RECORDS SHOWN start

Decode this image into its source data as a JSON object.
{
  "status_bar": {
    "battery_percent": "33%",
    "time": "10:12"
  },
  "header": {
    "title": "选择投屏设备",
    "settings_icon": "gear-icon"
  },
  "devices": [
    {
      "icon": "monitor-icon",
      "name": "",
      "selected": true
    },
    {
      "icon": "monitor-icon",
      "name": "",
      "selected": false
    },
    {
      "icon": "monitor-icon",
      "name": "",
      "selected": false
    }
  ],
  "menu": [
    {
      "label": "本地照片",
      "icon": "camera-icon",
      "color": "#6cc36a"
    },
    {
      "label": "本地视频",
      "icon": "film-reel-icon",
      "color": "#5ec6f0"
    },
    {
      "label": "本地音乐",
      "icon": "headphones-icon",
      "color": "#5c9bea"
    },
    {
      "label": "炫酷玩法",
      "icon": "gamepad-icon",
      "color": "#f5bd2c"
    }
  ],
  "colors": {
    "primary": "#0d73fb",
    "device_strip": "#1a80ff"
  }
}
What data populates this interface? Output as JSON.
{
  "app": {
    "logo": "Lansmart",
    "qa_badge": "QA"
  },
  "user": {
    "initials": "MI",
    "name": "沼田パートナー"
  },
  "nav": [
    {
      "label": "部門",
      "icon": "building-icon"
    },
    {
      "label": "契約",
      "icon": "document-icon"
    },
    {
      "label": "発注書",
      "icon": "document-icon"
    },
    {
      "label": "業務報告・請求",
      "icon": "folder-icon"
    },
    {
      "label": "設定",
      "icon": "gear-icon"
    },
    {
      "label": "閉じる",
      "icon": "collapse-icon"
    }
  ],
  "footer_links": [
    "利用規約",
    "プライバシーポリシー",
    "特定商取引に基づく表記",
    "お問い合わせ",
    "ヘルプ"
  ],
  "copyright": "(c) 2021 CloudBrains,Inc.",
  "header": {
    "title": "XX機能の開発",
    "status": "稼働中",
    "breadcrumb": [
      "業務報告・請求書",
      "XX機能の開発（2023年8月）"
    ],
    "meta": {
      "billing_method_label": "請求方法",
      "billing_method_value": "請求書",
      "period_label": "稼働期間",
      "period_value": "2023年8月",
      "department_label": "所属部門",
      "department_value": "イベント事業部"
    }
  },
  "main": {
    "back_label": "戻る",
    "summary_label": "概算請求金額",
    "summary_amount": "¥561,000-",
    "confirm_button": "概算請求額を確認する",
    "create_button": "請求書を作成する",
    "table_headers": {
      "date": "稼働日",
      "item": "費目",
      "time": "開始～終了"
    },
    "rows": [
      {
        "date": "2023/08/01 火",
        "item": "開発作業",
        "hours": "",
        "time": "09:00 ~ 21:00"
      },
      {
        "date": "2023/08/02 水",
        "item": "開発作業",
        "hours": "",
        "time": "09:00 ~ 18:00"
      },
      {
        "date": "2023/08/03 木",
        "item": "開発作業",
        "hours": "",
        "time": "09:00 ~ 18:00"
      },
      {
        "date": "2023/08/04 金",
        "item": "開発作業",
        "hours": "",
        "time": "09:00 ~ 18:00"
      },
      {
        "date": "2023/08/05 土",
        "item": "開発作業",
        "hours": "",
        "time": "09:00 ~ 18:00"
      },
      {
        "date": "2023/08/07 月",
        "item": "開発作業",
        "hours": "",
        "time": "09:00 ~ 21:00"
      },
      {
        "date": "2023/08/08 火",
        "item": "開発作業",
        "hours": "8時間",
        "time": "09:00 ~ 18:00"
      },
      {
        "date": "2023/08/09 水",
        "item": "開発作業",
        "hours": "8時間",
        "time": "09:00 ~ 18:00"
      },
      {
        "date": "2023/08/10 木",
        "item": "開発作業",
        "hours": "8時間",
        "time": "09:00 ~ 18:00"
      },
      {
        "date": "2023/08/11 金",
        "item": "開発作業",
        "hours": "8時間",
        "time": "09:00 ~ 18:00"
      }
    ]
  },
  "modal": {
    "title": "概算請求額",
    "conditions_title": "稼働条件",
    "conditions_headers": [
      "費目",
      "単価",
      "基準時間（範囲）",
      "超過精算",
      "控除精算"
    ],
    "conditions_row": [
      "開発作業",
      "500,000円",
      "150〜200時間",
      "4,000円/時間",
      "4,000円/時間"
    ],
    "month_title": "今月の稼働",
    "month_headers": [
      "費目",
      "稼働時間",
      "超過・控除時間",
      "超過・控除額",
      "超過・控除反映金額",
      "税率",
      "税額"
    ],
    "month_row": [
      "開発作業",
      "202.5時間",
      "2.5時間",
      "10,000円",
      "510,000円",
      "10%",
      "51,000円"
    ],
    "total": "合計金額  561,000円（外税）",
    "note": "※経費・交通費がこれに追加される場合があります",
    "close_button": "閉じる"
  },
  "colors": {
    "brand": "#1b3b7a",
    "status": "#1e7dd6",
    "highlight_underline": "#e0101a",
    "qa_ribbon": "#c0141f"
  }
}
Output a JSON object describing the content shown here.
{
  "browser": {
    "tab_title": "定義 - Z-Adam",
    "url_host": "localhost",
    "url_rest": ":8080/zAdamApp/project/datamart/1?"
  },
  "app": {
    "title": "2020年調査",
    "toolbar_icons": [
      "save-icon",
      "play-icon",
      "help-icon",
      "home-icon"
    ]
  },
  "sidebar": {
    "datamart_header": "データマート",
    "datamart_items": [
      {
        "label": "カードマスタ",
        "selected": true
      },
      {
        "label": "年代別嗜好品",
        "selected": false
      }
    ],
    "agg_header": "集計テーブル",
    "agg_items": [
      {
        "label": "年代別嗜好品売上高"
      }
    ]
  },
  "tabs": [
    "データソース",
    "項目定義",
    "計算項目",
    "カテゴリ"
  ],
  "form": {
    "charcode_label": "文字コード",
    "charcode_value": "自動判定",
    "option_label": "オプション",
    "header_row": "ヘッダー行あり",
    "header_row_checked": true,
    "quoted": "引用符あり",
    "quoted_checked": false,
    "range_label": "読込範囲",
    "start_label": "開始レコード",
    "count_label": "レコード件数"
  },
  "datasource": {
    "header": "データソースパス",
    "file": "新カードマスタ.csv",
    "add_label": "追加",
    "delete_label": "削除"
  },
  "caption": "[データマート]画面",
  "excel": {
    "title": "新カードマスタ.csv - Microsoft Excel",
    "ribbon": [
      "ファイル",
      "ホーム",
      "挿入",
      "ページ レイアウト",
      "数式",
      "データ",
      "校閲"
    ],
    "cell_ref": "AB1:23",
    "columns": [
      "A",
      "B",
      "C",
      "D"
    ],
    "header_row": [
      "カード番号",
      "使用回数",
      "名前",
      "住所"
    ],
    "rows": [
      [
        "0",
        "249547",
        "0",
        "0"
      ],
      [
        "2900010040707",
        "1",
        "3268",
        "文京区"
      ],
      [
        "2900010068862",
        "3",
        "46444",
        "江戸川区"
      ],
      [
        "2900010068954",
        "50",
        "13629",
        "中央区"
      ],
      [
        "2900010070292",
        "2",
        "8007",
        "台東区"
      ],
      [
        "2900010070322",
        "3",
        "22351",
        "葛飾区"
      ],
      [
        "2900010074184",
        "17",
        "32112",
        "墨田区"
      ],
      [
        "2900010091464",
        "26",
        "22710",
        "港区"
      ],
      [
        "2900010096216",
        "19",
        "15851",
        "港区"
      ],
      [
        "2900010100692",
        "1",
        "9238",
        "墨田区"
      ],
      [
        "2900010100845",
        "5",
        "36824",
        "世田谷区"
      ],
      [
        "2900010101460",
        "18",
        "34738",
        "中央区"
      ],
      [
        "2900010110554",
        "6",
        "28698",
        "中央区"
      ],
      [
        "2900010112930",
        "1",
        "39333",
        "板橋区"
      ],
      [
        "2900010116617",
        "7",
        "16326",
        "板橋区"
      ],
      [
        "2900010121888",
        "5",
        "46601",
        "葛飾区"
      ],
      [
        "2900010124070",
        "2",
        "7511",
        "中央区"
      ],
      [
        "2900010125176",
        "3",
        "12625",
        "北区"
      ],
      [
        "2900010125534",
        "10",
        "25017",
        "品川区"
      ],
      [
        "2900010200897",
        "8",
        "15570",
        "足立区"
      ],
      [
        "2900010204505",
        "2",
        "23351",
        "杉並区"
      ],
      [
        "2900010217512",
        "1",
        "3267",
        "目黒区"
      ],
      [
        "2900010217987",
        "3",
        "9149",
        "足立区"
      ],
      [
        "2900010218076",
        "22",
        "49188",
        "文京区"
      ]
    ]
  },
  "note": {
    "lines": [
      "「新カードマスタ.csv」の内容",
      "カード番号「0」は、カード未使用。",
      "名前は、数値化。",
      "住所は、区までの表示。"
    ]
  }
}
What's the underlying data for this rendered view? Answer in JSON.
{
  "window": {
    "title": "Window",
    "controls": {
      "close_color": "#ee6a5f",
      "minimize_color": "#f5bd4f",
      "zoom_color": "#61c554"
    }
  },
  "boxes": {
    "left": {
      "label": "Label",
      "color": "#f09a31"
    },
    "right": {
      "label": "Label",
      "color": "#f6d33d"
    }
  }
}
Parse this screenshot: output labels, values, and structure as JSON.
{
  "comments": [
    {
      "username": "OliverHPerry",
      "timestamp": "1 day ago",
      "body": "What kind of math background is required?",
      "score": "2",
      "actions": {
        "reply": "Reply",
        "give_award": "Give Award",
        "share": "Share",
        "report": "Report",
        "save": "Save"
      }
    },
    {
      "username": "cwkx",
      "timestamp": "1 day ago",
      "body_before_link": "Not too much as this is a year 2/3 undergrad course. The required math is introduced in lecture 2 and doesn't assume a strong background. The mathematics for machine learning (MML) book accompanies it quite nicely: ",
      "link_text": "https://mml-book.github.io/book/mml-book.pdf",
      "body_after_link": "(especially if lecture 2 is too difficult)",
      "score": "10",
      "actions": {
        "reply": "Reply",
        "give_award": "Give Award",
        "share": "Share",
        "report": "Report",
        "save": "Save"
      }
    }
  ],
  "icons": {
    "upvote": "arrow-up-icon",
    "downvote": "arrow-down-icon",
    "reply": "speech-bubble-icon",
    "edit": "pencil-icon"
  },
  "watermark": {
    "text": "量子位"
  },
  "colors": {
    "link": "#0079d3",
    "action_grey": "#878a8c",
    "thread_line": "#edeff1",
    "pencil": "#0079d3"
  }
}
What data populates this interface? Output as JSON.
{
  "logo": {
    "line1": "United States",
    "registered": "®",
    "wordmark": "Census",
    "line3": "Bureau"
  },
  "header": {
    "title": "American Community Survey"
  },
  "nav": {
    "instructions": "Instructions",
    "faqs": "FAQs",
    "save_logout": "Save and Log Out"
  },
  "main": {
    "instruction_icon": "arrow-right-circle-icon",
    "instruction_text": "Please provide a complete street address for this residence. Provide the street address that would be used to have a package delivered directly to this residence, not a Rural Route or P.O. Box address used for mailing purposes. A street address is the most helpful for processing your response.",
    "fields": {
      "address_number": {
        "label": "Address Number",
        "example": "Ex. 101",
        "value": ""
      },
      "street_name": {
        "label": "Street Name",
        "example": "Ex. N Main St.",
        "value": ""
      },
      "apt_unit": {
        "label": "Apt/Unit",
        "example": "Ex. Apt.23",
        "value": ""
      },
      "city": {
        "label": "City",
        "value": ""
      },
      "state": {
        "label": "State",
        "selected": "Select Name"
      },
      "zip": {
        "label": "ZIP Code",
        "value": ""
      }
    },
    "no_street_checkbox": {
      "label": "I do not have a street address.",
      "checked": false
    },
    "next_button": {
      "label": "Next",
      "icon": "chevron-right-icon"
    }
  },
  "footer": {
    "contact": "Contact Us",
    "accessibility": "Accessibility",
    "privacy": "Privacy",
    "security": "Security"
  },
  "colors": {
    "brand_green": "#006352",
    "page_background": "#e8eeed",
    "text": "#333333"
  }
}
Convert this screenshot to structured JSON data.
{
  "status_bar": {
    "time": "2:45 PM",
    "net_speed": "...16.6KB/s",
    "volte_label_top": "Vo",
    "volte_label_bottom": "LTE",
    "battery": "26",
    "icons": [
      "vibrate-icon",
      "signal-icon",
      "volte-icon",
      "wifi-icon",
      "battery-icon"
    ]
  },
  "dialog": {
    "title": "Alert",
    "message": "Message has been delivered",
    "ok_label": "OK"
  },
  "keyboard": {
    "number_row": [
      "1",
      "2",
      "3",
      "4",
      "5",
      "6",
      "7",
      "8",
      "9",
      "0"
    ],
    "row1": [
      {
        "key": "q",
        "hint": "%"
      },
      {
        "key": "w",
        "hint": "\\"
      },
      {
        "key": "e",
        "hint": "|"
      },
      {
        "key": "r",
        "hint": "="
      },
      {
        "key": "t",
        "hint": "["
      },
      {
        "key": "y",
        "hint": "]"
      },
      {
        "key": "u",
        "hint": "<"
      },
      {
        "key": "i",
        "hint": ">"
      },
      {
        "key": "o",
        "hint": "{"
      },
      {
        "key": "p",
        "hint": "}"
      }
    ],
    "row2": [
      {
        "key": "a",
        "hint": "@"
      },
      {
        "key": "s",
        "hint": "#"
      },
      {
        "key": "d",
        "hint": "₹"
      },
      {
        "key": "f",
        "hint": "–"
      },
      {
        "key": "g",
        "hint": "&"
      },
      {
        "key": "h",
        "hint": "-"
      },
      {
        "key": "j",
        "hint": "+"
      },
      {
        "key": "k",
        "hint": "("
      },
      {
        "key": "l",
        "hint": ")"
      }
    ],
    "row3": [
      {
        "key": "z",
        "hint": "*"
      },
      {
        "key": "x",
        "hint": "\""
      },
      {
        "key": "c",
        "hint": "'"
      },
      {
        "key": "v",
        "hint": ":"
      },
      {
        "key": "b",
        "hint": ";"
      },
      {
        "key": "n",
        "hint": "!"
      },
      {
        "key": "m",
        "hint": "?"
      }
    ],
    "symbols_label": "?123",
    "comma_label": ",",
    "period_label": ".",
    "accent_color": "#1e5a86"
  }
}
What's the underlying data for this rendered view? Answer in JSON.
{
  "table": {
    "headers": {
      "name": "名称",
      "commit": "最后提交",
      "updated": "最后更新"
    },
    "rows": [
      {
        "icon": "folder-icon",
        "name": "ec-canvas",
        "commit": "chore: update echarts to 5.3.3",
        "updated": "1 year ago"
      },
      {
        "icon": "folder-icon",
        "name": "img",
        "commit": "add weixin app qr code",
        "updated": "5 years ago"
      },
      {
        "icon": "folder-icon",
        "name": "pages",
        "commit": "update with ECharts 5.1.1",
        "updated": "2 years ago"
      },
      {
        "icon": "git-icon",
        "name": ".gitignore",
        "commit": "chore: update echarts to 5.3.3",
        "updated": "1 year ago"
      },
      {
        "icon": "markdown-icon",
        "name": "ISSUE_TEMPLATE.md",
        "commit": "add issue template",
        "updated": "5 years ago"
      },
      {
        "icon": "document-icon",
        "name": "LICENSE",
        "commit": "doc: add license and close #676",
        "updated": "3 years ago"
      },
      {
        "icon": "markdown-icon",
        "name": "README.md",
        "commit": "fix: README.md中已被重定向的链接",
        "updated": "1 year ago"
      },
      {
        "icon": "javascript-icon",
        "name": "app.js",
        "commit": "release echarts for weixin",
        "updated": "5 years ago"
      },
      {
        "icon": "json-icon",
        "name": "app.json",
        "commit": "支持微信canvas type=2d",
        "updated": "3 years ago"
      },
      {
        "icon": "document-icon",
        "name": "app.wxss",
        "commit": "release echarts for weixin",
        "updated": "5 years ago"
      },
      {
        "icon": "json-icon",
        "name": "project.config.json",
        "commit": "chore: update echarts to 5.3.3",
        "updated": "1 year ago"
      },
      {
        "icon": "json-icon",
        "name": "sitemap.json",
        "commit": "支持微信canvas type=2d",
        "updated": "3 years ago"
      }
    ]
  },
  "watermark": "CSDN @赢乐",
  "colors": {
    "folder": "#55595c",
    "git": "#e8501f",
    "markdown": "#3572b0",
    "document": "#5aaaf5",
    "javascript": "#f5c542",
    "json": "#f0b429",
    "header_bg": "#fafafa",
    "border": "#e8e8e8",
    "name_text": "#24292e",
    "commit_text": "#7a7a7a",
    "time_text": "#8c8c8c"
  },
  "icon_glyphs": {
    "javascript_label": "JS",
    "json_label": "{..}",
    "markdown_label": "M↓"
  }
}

RECORDS SHOWN end

[WHAT YOU HAVE TO DO]: Search the data above for the word "lecture", then gather each line in which it appears.

[FULL OUTPUT]:
      "body_before_link": "Not too much as this is a year 2/3 undergrad course. The required math is introduced in lecture 2 and doesn't assume a strong background. The mathematics for machine learning (MML) book accompanies it quite nicely: ",
      "body_after_link": "(especially if lecture 2 is too difficult)",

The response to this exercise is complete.